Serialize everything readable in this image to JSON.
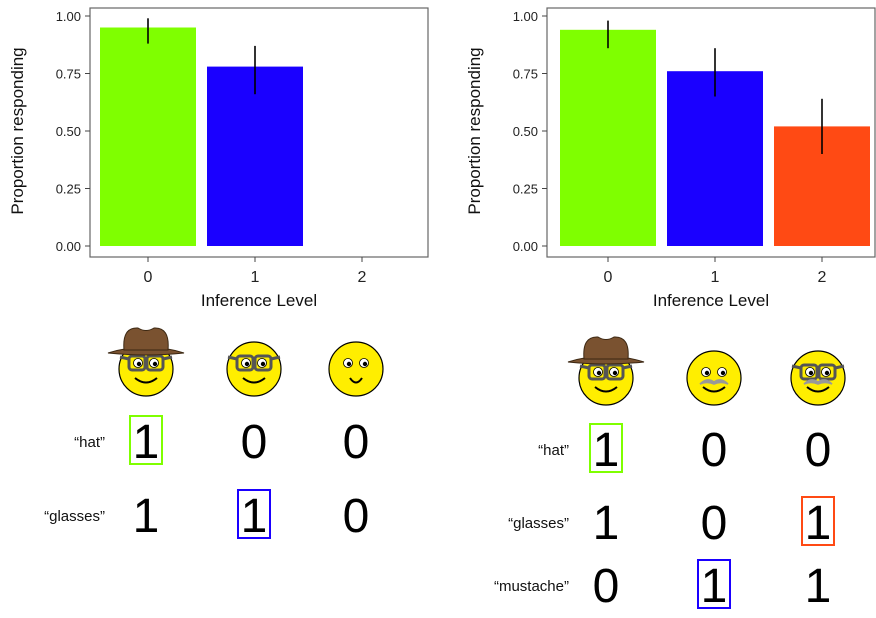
{
  "chart_data": [
    {
      "type": "bar",
      "categories": [
        "0",
        "1",
        "2"
      ],
      "values": [
        0.95,
        0.78,
        null
      ],
      "error_low": [
        0.88,
        0.66,
        null
      ],
      "error_high": [
        0.99,
        0.87,
        null
      ],
      "colors": [
        "#7fff00",
        "#1a00ff",
        "#ff4a14"
      ],
      "xlabel": "Inference Level",
      "ylabel": "Proportion responding",
      "ylim": [
        0,
        1
      ],
      "yticks": [
        "0.00",
        "0.25",
        "0.50",
        "0.75",
        "1.00"
      ],
      "grid": false
    },
    {
      "type": "bar",
      "categories": [
        "0",
        "1",
        "2"
      ],
      "values": [
        0.94,
        0.76,
        0.52
      ],
      "error_low": [
        0.86,
        0.65,
        0.4
      ],
      "error_high": [
        0.98,
        0.86,
        0.64
      ],
      "colors": [
        "#7fff00",
        "#1a00ff",
        "#ff4a14"
      ],
      "xlabel": "Inference Level",
      "ylabel": "Proportion responding",
      "ylim": [
        0,
        1
      ],
      "yticks": [
        "0.00",
        "0.25",
        "0.50",
        "0.75",
        "1.00"
      ],
      "grid": false
    }
  ],
  "panels": [
    {
      "faces": [
        {
          "hat": true,
          "glasses": true,
          "mustache": false
        },
        {
          "hat": false,
          "glasses": true,
          "mustache": false
        },
        {
          "hat": false,
          "glasses": false,
          "mustache": false
        }
      ],
      "rows": [
        {
          "label": "“hat”",
          "values": [
            "1",
            "0",
            "0"
          ],
          "box_index": 0,
          "box_color": "#7fff00"
        },
        {
          "label": "“glasses”",
          "values": [
            "1",
            "1",
            "0"
          ],
          "box_index": 1,
          "box_color": "#1a00ff"
        }
      ]
    },
    {
      "faces": [
        {
          "hat": true,
          "glasses": true,
          "mustache": false
        },
        {
          "hat": false,
          "glasses": false,
          "mustache": true
        },
        {
          "hat": false,
          "glasses": true,
          "mustache": true
        }
      ],
      "rows": [
        {
          "label": "“hat”",
          "values": [
            "1",
            "0",
            "0"
          ],
          "box_index": 0,
          "box_color": "#7fff00"
        },
        {
          "label": "“glasses”",
          "values": [
            "1",
            "0",
            "1"
          ],
          "box_index": 2,
          "box_color": "#ff4a14"
        },
        {
          "label": "“mustache”",
          "values": [
            "0",
            "1",
            "1"
          ],
          "box_index": 1,
          "box_color": "#1a00ff"
        }
      ]
    }
  ],
  "colors": {
    "face_fill": "#ffee00",
    "hat": "#7a5230",
    "glasses": "#555555",
    "mustache": "#999999"
  }
}
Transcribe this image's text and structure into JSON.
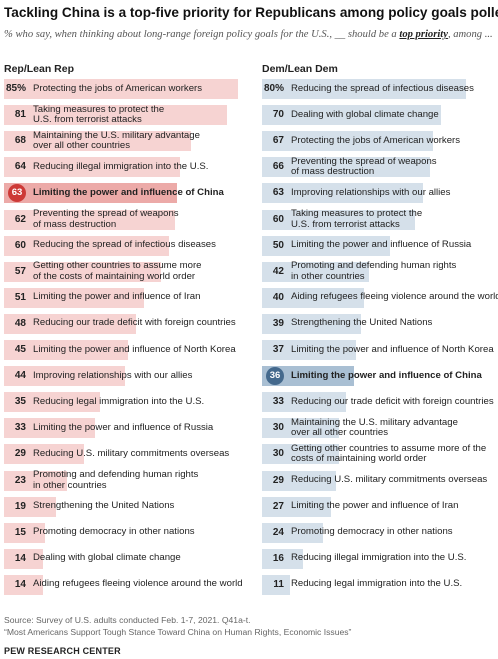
{
  "title": "Tackling China is a top-five priority for Republicans among policy goals polled",
  "subtitle_pre": "% who say, when thinking about long-range foreign policy goals for the U.S., __ should be a ",
  "subtitle_emph": "top priority",
  "subtitle_post": ", among ...",
  "colors": {
    "rep_bar": "#f6d3d2",
    "rep_hl_bar": "#ecaaa8",
    "rep_hl_dot": "#cd3a37",
    "dem_bar": "#d5e0ea",
    "dem_hl_bar": "#a9bfd3",
    "dem_hl_dot": "#44698d"
  },
  "chart_data": [
    {
      "type": "bar",
      "title": "Rep/Lean Rep",
      "highlight_index": 4,
      "categories": [
        "Protecting the jobs of American workers",
        "Taking measures to protect the\nU.S. from terrorist attacks",
        "Maintaining the U.S. military advantage\nover all other countries",
        "Reducing illegal immigration into the U.S.",
        "Limiting the power and influence of China",
        "Preventing the spread of weapons\nof mass destruction",
        "Reducing the spread of infectious diseases",
        "Getting other countries to assume more\nof the costs of maintaining world order",
        "Limiting the power and influence of Iran",
        "Reducing our trade deficit with foreign countries",
        "Limiting the power and influence of North Korea",
        "Improving relationships with our allies",
        "Reducing legal immigration into the U.S.",
        "Limiting the power and influence of Russia",
        "Reducing U.S. military commitments overseas",
        "Promoting and defending human rights\nin other countries",
        "Strengthening the United Nations",
        "Promoting democracy in other nations",
        "Dealing with global climate change",
        "Aiding refugees fleeing violence around the world"
      ],
      "values": [
        85,
        81,
        68,
        64,
        63,
        62,
        60,
        57,
        51,
        48,
        45,
        44,
        35,
        33,
        29,
        23,
        19,
        15,
        14,
        14
      ],
      "value_labels": [
        "85%",
        "81",
        "68",
        "64",
        "63",
        "62",
        "60",
        "57",
        "51",
        "48",
        "45",
        "44",
        "35",
        "33",
        "29",
        "23",
        "19",
        "15",
        "14",
        "14"
      ],
      "xlim": [
        0,
        100
      ]
    },
    {
      "type": "bar",
      "title": "Dem/Lean Dem",
      "highlight_index": 11,
      "categories": [
        "Reducing the spread of infectious diseases",
        "Dealing with global climate change",
        "Protecting the jobs of American workers",
        "Preventing the spread of weapons\nof mass destruction",
        "Improving relationships with our allies",
        "Taking measures to protect the\nU.S. from terrorist attacks",
        "Limiting the power and influence of Russia",
        "Promoting and defending human rights\nin other countries",
        "Aiding refugees fleeing violence around the world",
        "Strengthening the United Nations",
        "Limiting the power and influence of North Korea",
        "Limiting the power and influence of China",
        "Reducing our trade deficit with foreign countries",
        "Maintaining the U.S. military advantage\nover all other countries",
        "Getting other countries to assume more of the\ncosts of maintaining world order",
        "Reducing U.S. military commitments overseas",
        "Limiting the power and influence of Iran",
        "Promoting democracy in other nations",
        "Reducing illegal immigration into the U.S.",
        "Reducing legal immigration into the U.S."
      ],
      "values": [
        80,
        70,
        67,
        66,
        63,
        60,
        50,
        42,
        40,
        39,
        37,
        36,
        33,
        30,
        30,
        29,
        27,
        24,
        16,
        11
      ],
      "value_labels": [
        "80%",
        "70",
        "67",
        "66",
        "63",
        "60",
        "50",
        "42",
        "40",
        "39",
        "37",
        "36",
        "33",
        "30",
        "30",
        "29",
        "27",
        "24",
        "16",
        "11"
      ],
      "xlim": [
        0,
        100
      ]
    }
  ],
  "footer": {
    "source": "Source: Survey of U.S. adults conducted Feb. 1-7, 2021. Q41a-t.",
    "report": "“Most Americans Support Tough Stance Toward China on Human Rights, Economic Issues”",
    "brand": "PEW RESEARCH CENTER"
  }
}
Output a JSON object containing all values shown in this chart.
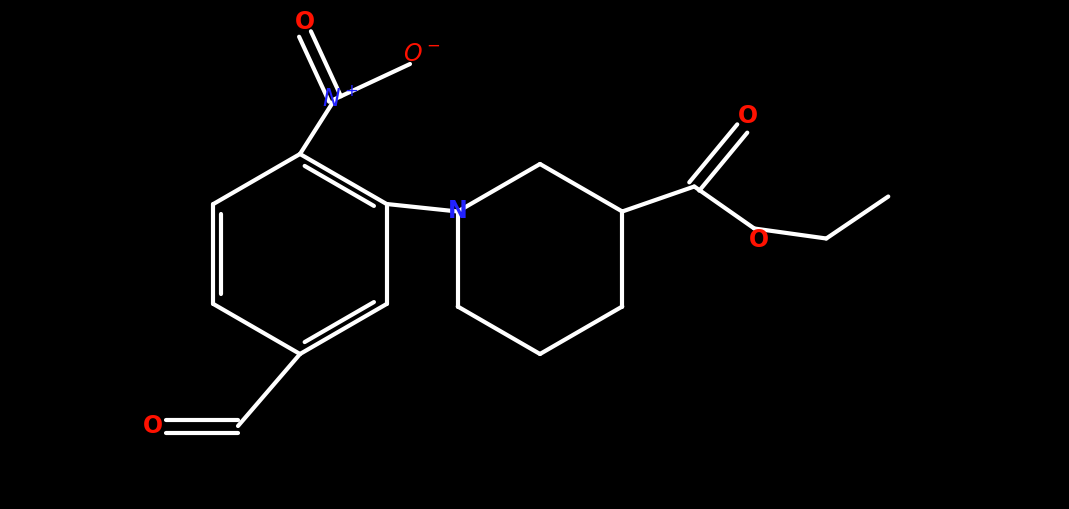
{
  "bg_color": "#000000",
  "bond_color": "#ffffff",
  "bond_width": 3.0,
  "N_color": "#2222ff",
  "O_color": "#ff1100",
  "font_size": 16,
  "fig_width": 10.69,
  "fig_height": 5.09,
  "dpi": 100,
  "xlim": [
    0,
    10.69
  ],
  "ylim": [
    0,
    5.09
  ]
}
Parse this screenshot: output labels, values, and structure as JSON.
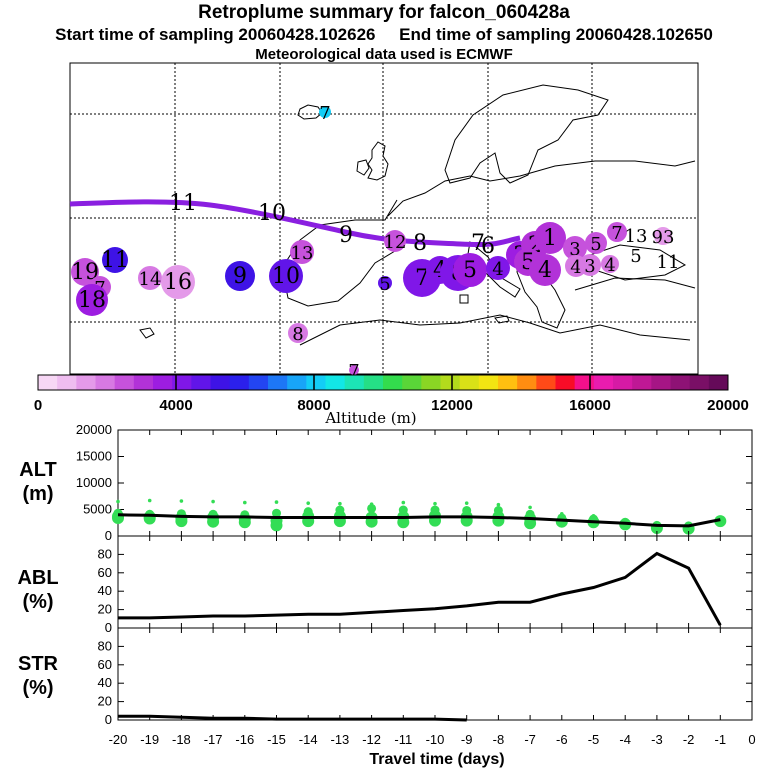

****************

» Given task:
Take the records above from the line with "Output a JSON" down to their last line and please copy those lines exactly, without the pictures.

» Completed exercise:
Output a JSON object containing all values shown in this chart.
{
  "bg_color": "#000000",
  "bond_color": "#ffffff",
  "bond_width": 3.0,
  "N_color": "#2222ff",
  "O_color": "#ff1100",
  "font_size": 16,
  "fig_width": 10.69,
  "fig_height": 5.09,
  "dpi": 100,
  "xlim": [
    0,
    10.69
  ],
  "ylim": [
    0,
    5.09
  ]
}
Parse this screenshot: output labels, values, and structure as JSON.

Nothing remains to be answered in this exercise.